Aim of the task: Gather up every line that includes the string "source".

Input rows:
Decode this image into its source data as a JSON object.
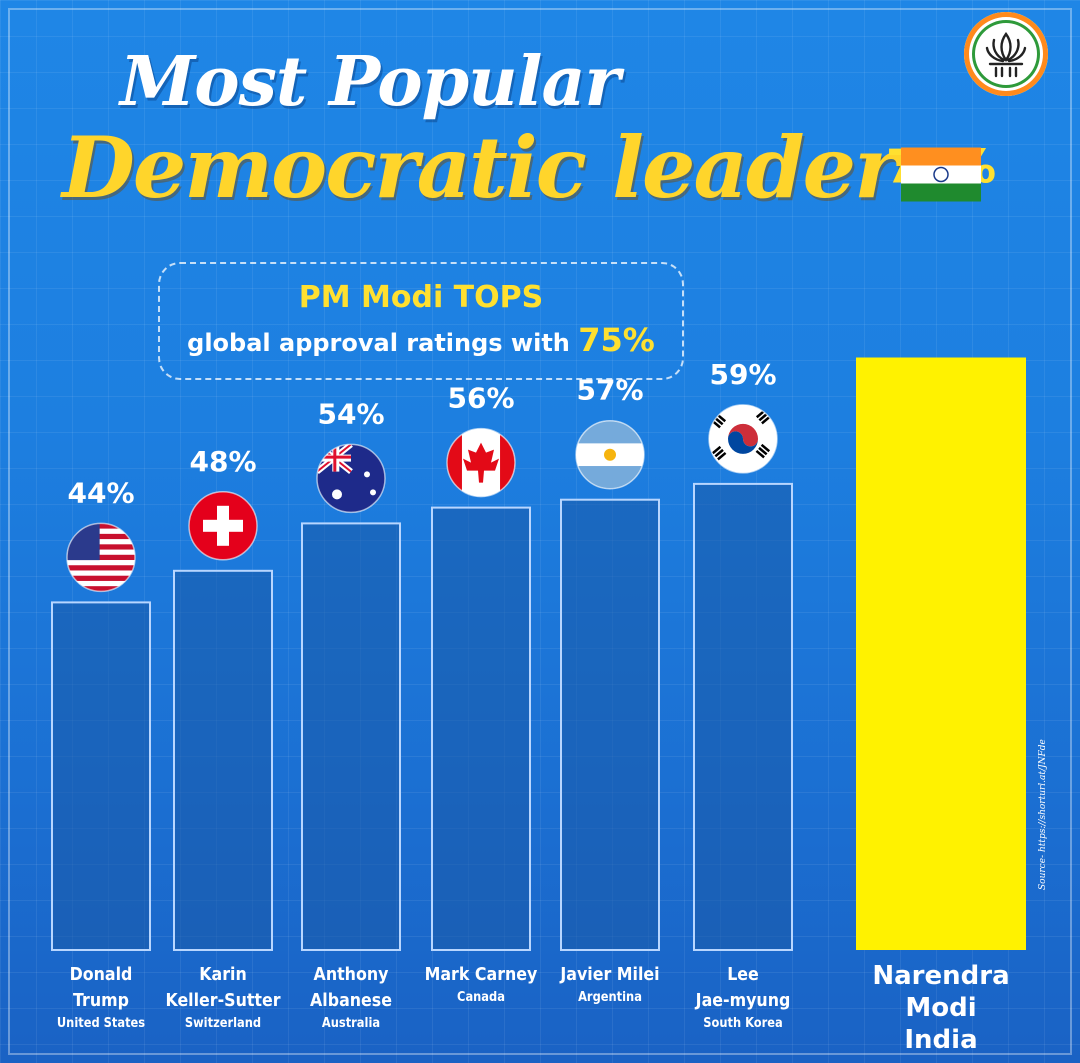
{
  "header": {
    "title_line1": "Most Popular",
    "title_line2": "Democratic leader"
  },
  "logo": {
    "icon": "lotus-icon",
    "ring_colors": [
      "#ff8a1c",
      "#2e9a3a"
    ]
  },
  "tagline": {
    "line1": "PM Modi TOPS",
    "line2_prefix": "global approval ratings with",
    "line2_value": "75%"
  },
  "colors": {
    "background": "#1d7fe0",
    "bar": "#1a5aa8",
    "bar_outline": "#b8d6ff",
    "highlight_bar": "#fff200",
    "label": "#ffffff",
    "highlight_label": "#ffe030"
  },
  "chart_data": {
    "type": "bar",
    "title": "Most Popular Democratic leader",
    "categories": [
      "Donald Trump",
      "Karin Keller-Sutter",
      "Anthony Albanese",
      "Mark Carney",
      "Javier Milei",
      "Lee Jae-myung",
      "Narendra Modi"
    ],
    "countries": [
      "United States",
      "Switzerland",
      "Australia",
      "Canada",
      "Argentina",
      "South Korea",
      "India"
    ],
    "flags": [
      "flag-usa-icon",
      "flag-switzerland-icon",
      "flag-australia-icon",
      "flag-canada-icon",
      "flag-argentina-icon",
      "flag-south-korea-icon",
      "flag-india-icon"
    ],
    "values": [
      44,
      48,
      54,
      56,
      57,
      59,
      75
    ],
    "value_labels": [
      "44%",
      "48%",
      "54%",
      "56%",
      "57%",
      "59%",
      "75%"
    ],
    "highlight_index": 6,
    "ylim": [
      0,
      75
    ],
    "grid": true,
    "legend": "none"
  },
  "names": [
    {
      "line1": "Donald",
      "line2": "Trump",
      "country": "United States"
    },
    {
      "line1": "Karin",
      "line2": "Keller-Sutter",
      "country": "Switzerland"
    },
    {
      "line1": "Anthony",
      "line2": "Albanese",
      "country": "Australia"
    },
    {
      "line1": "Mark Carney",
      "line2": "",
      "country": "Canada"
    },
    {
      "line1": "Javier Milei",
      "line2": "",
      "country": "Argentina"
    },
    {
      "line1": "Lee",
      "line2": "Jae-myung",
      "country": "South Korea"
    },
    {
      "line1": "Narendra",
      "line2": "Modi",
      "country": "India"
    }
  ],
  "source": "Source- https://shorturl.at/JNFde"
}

Reply to the task:
Decode this image into its source data as a JSON object.
  "source": "Source- https://shorturl.at/JNFde"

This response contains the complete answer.